— Start of Task material —

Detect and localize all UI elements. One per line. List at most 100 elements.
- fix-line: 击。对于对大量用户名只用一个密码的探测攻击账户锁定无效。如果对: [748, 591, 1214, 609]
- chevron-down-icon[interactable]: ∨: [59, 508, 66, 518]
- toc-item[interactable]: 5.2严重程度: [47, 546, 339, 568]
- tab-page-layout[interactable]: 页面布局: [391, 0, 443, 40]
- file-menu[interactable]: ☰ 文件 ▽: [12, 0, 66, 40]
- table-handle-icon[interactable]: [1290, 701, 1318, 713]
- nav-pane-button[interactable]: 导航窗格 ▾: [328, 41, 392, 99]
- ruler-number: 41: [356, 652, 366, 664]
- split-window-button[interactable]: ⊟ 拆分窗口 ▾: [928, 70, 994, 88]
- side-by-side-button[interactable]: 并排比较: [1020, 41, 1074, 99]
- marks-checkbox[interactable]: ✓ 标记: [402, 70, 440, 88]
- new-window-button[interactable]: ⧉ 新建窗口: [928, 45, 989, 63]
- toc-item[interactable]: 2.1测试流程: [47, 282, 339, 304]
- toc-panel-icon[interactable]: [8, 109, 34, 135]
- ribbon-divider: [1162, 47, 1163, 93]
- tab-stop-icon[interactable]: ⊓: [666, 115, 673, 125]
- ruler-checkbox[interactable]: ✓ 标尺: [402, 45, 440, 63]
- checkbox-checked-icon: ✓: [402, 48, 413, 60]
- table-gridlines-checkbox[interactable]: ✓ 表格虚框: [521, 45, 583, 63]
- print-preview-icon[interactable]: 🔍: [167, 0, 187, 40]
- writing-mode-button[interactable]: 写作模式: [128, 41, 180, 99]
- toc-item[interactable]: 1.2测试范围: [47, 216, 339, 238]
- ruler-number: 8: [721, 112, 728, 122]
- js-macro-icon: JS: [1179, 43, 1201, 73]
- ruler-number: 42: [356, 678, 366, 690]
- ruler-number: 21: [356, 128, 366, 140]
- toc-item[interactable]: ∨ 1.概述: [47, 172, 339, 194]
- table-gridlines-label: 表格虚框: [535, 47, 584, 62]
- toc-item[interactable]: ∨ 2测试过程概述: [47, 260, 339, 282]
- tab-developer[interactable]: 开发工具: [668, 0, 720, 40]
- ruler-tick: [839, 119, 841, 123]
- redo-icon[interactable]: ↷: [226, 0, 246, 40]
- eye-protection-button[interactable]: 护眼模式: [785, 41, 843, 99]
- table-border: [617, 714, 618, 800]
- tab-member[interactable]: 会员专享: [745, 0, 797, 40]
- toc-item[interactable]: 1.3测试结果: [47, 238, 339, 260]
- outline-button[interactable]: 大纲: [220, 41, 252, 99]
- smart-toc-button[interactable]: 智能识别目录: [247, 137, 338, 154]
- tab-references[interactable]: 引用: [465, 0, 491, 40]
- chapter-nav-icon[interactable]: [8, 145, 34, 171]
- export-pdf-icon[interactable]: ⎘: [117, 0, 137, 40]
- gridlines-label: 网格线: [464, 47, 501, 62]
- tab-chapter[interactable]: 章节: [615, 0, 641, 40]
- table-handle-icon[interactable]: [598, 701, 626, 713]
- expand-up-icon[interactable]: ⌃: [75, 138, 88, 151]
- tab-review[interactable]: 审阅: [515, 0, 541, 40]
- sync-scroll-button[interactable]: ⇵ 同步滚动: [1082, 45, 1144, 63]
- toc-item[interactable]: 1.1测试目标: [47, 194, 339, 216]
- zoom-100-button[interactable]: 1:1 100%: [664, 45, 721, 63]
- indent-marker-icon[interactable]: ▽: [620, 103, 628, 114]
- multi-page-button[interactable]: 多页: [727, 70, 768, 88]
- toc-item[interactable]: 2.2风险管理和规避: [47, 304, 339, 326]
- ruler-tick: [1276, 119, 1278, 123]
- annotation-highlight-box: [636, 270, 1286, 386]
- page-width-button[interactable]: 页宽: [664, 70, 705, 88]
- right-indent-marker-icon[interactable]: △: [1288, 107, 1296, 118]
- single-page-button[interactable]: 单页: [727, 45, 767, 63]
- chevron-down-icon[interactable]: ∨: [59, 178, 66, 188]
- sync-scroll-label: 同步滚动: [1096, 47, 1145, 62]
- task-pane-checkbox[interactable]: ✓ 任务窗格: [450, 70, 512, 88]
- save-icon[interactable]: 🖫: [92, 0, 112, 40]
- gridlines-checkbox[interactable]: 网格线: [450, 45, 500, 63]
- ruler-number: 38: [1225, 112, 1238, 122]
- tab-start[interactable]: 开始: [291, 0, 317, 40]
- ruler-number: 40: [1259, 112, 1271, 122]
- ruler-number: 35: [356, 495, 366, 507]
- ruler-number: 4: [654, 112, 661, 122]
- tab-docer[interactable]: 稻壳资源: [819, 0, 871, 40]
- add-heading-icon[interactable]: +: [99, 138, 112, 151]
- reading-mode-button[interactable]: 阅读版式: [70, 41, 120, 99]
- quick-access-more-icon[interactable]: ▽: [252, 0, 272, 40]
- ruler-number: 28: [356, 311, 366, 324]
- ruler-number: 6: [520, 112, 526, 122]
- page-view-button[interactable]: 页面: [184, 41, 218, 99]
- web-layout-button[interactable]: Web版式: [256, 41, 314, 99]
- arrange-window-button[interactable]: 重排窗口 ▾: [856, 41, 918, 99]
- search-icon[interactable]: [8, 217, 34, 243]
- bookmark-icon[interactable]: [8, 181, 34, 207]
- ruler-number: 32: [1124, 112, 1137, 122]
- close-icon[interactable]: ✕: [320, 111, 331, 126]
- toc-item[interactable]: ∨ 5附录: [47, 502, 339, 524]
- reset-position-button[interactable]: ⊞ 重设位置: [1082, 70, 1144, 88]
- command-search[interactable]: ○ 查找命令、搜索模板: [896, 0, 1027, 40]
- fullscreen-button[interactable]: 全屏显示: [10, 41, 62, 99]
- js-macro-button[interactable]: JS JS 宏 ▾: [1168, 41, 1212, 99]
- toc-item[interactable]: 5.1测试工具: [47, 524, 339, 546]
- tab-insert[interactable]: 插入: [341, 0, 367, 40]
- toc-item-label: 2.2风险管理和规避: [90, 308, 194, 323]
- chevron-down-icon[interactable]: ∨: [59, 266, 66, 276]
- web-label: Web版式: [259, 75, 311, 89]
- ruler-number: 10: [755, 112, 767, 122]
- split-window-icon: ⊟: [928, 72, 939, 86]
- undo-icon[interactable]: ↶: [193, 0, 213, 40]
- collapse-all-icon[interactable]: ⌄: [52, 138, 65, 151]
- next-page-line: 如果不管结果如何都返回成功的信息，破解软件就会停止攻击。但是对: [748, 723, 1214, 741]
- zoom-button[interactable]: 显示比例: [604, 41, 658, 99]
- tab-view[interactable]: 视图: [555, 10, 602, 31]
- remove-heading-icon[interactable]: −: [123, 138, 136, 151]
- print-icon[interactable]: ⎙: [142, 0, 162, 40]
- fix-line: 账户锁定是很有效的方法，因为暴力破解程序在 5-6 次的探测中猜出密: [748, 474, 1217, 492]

— End of Task material —

Reproduce the records above with every "ruler-number" swapped for "ruler-label", leaving everything else unchanged.

→ Correct response:
Detect and localize all UI elements. One per line. List at most 100 elements.
- fix-line: 击。对于对大量用户名只用一个密码的探测攻击账户锁定无效。如果对: [748, 591, 1214, 609]
- chevron-down-icon[interactable]: ∨: [59, 508, 66, 518]
- toc-item[interactable]: 5.2严重程度: [47, 546, 339, 568]
- tab-page-layout[interactable]: 页面布局: [391, 0, 443, 40]
- file-menu[interactable]: ☰ 文件 ▽: [12, 0, 66, 40]
- table-handle-icon[interactable]: [1290, 701, 1318, 713]
- nav-pane-button[interactable]: 导航窗格 ▾: [328, 41, 392, 99]
- ruler-label: 41: [356, 652, 366, 664]
- split-window-button[interactable]: ⊟ 拆分窗口 ▾: [928, 70, 994, 88]
- side-by-side-button[interactable]: 并排比较: [1020, 41, 1074, 99]
- marks-checkbox[interactable]: ✓ 标记: [402, 70, 440, 88]
- new-window-button[interactable]: ⧉ 新建窗口: [928, 45, 989, 63]
- toc-item[interactable]: 2.1测试流程: [47, 282, 339, 304]
- toc-panel-icon[interactable]: [8, 109, 34, 135]
- ribbon-divider: [1162, 47, 1163, 93]
- tab-stop-icon[interactable]: ⊓: [666, 115, 673, 125]
- ruler-checkbox[interactable]: ✓ 标尺: [402, 45, 440, 63]
- checkbox-checked-icon: ✓: [402, 48, 413, 60]
- table-gridlines-checkbox[interactable]: ✓ 表格虚框: [521, 45, 583, 63]
- print-preview-icon[interactable]: 🔍: [167, 0, 187, 40]
- writing-mode-button[interactable]: 写作模式: [128, 41, 180, 99]
- toc-item[interactable]: 1.2测试范围: [47, 216, 339, 238]
- ruler-label: 8: [721, 112, 728, 122]
- js-macro-icon: JS: [1179, 43, 1201, 73]
- ruler-label: 42: [356, 678, 366, 690]
- ruler-label: 21: [356, 128, 366, 140]
- toc-item[interactable]: ∨ 1.概述: [47, 172, 339, 194]
- table-gridlines-label: 表格虚框: [535, 47, 584, 62]
- toc-item[interactable]: ∨ 2测试过程概述: [47, 260, 339, 282]
- tab-developer[interactable]: 开发工具: [668, 0, 720, 40]
- ruler-tick: [839, 119, 841, 123]
- redo-icon[interactable]: ↷: [226, 0, 246, 40]
- eye-protection-button[interactable]: 护眼模式: [785, 41, 843, 99]
- table-border: [617, 714, 618, 800]
- tab-member[interactable]: 会员专享: [745, 0, 797, 40]
- toc-item[interactable]: 1.3测试结果: [47, 238, 339, 260]
- outline-button[interactable]: 大纲: [220, 41, 252, 99]
- smart-toc-button[interactable]: 智能识别目录: [247, 137, 338, 154]
- tab-references[interactable]: 引用: [465, 0, 491, 40]
- chapter-nav-icon[interactable]: [8, 145, 34, 171]
- export-pdf-icon[interactable]: ⎘: [117, 0, 137, 40]
- gridlines-label: 网格线: [464, 47, 501, 62]
- tab-chapter[interactable]: 章节: [615, 0, 641, 40]
- table-handle-icon[interactable]: [598, 701, 626, 713]
- expand-up-icon[interactable]: ⌃: [75, 138, 88, 151]
- tab-review[interactable]: 审阅: [515, 0, 541, 40]
- sync-scroll-button[interactable]: ⇵ 同步滚动: [1082, 45, 1144, 63]
- toc-item[interactable]: 1.1测试目标: [47, 194, 339, 216]
- zoom-100-button[interactable]: 1:1 100%: [664, 45, 721, 63]
- indent-marker-icon[interactable]: ▽: [620, 103, 628, 114]
- multi-page-button[interactable]: 多页: [727, 70, 768, 88]
- toc-item[interactable]: 2.2风险管理和规避: [47, 304, 339, 326]
- ruler-tick: [1276, 119, 1278, 123]
- annotation-highlight-box: [636, 270, 1286, 386]
- page-width-button[interactable]: 页宽: [664, 70, 705, 88]
- right-indent-marker-icon[interactable]: △: [1288, 107, 1296, 118]
- single-page-button[interactable]: 单页: [727, 45, 767, 63]
- chevron-down-icon[interactable]: ∨: [59, 178, 66, 188]
- sync-scroll-label: 同步滚动: [1096, 47, 1145, 62]
- task-pane-checkbox[interactable]: ✓ 任务窗格: [450, 70, 512, 88]
- save-icon[interactable]: 🖫: [92, 0, 112, 40]
- gridlines-checkbox[interactable]: 网格线: [450, 45, 500, 63]
- ruler-label: 38: [1225, 112, 1238, 122]
- tab-start[interactable]: 开始: [291, 0, 317, 40]
- ruler-label: 40: [1259, 112, 1271, 122]
- ruler-label: 35: [356, 495, 366, 507]
- ruler-label: 4: [654, 112, 661, 122]
- tab-docer[interactable]: 稻壳资源: [819, 0, 871, 40]
- add-heading-icon[interactable]: +: [99, 138, 112, 151]
- reading-mode-button[interactable]: 阅读版式: [70, 41, 120, 99]
- quick-access-more-icon[interactable]: ▽: [252, 0, 272, 40]
- ruler-label: 28: [356, 311, 366, 324]
- ruler-label: 6: [520, 112, 526, 122]
- page-view-button[interactable]: 页面: [184, 41, 218, 99]
- web-layout-button[interactable]: Web版式: [256, 41, 314, 99]
- arrange-window-button[interactable]: 重排窗口 ▾: [856, 41, 918, 99]
- search-icon[interactable]: [8, 217, 34, 243]
- bookmark-icon[interactable]: [8, 181, 34, 207]
- ruler-label: 32: [1124, 112, 1137, 122]
- close-icon[interactable]: ✕: [320, 111, 331, 126]
- toc-item[interactable]: ∨ 5附录: [47, 502, 339, 524]
- reset-position-button[interactable]: ⊞ 重设位置: [1082, 70, 1144, 88]
- command-search[interactable]: ○ 查找命令、搜索模板: [896, 0, 1027, 40]
- fullscreen-button[interactable]: 全屏显示: [10, 41, 62, 99]
- js-macro-button[interactable]: JS JS 宏 ▾: [1168, 41, 1212, 99]
- toc-item[interactable]: 5.1测试工具: [47, 524, 339, 546]
- tab-insert[interactable]: 插入: [341, 0, 367, 40]
- toc-item-label: 2.2风险管理和规避: [90, 308, 194, 323]
- chevron-down-icon[interactable]: ∨: [59, 266, 66, 276]
- web-label: Web版式: [259, 75, 311, 89]
- ruler-label: 10: [755, 112, 767, 122]
- split-window-icon: ⊟: [928, 72, 939, 86]
- undo-icon[interactable]: ↶: [193, 0, 213, 40]
- collapse-all-icon[interactable]: ⌄: [52, 138, 65, 151]
- next-page-line: 如果不管结果如何都返回成功的信息，破解软件就会停止攻击。但是对: [748, 723, 1214, 741]
- zoom-button[interactable]: 显示比例: [604, 41, 658, 99]
- tab-view[interactable]: 视图: [555, 10, 602, 31]
- remove-heading-icon[interactable]: −: [123, 138, 136, 151]
- print-icon[interactable]: ⎙: [142, 0, 162, 40]
- fix-line: 账户锁定是很有效的方法，因为暴力破解程序在 5-6 次的探测中猜出密: [748, 474, 1217, 492]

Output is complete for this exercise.